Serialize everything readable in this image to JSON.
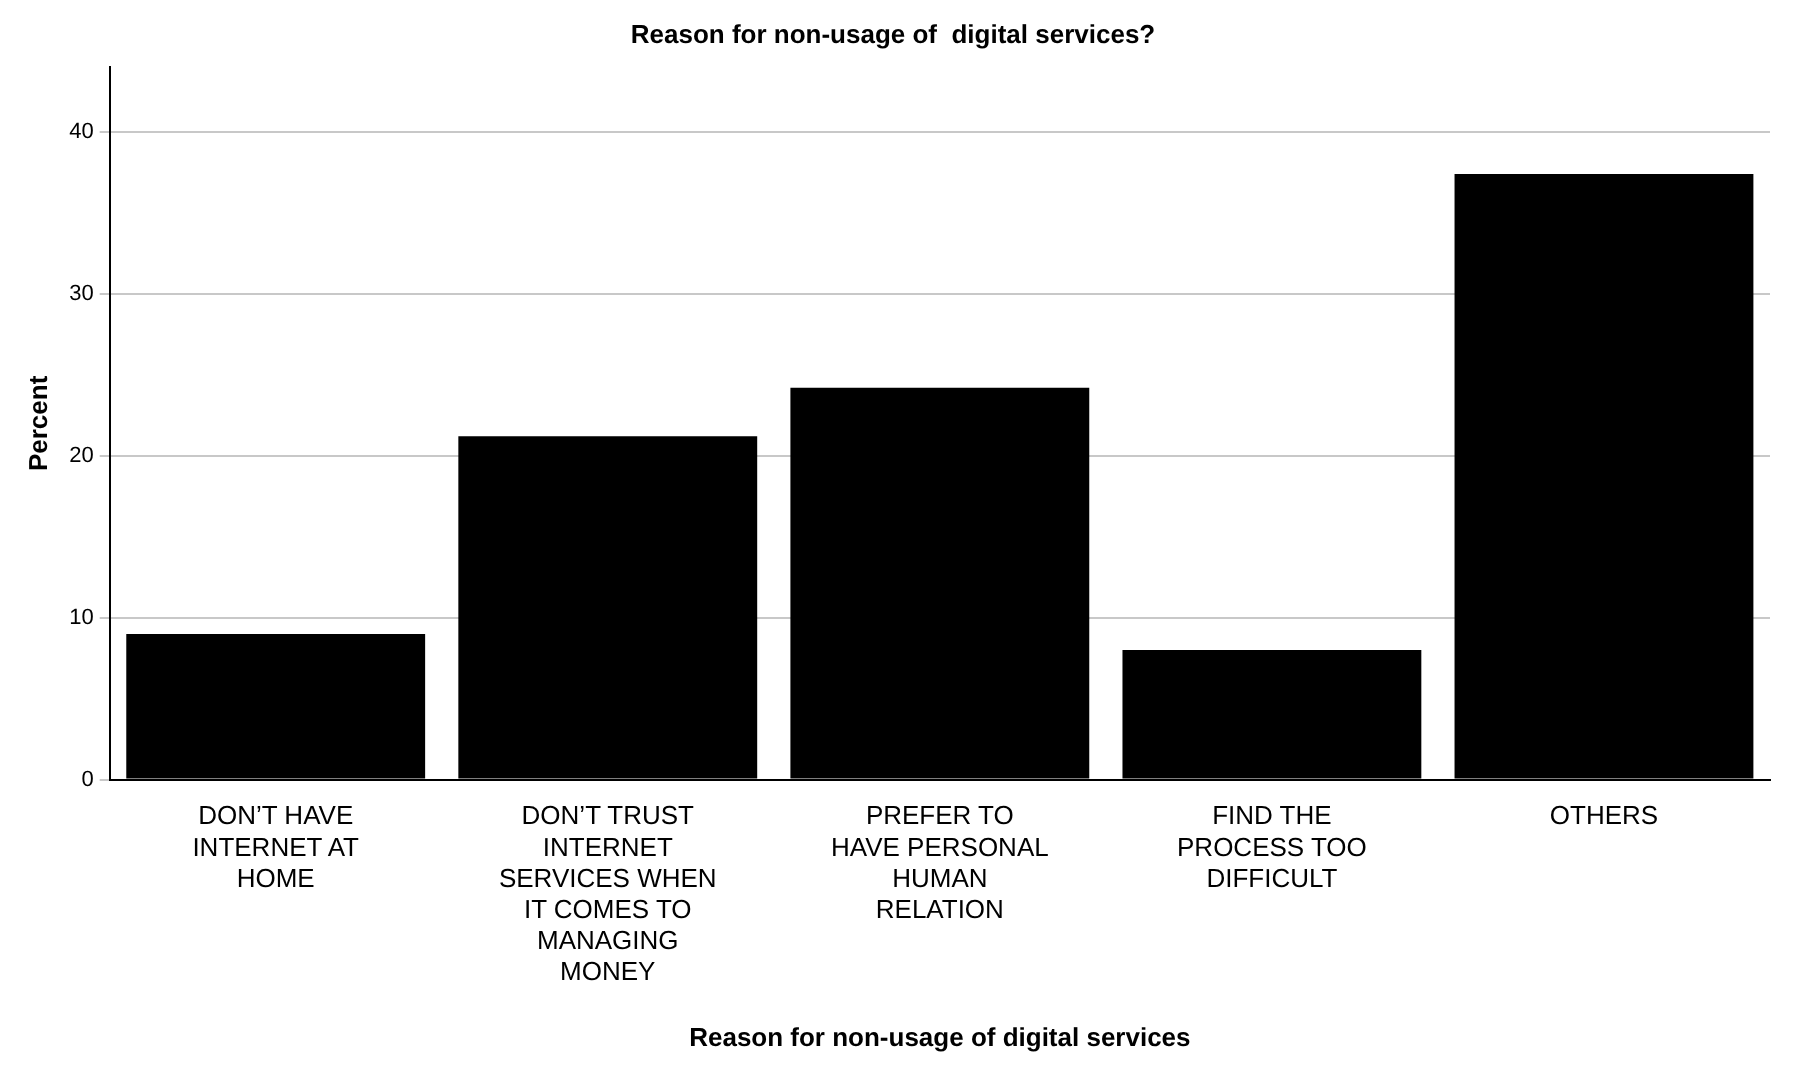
{
  "chart_data": {
    "type": "bar",
    "title": "Reason for non-usage of  digital services?",
    "xlabel": "Reason for non-usage of digital services",
    "ylabel": "Percent",
    "categories": [
      "DON’T HAVE INTERNET AT HOME",
      "DON’T TRUST INTERNET SERVICES WHEN IT COMES TO MANAGING MONEY",
      "PREFER TO HAVE PERSONAL HUMAN RELATION",
      "FIND THE PROCESS TOO DIFFICULT",
      "OTHERS"
    ],
    "values": [
      9.0,
      21.2,
      24.2,
      8.0,
      37.4
    ],
    "color": "#000000",
    "ylim": [
      0,
      44
    ],
    "yticks": [
      0,
      10,
      20,
      30,
      40
    ],
    "grid": "y"
  }
}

◆ ◆ ◆

◆ Directions ◆
Each entry should be repeated exactly as it appears; the pictures stay out.

◆ Result for this task ◆
Serialize everything readable in this image to JSON.
{
  "chart_data": {
    "type": "bar",
    "title": "Reason for non-usage of  digital services?",
    "xlabel": "Reason for non-usage of digital services",
    "ylabel": "Percent",
    "categories": [
      "DON’T HAVE INTERNET AT HOME",
      "DON’T TRUST INTERNET SERVICES WHEN IT COMES TO MANAGING MONEY",
      "PREFER TO HAVE PERSONAL HUMAN RELATION",
      "FIND THE PROCESS TOO DIFFICULT",
      "OTHERS"
    ],
    "values": [
      9.0,
      21.2,
      24.2,
      8.0,
      37.4
    ],
    "color": "#000000",
    "ylim": [
      0,
      44
    ],
    "yticks": [
      0,
      10,
      20,
      30,
      40
    ],
    "grid": "y"
  }
}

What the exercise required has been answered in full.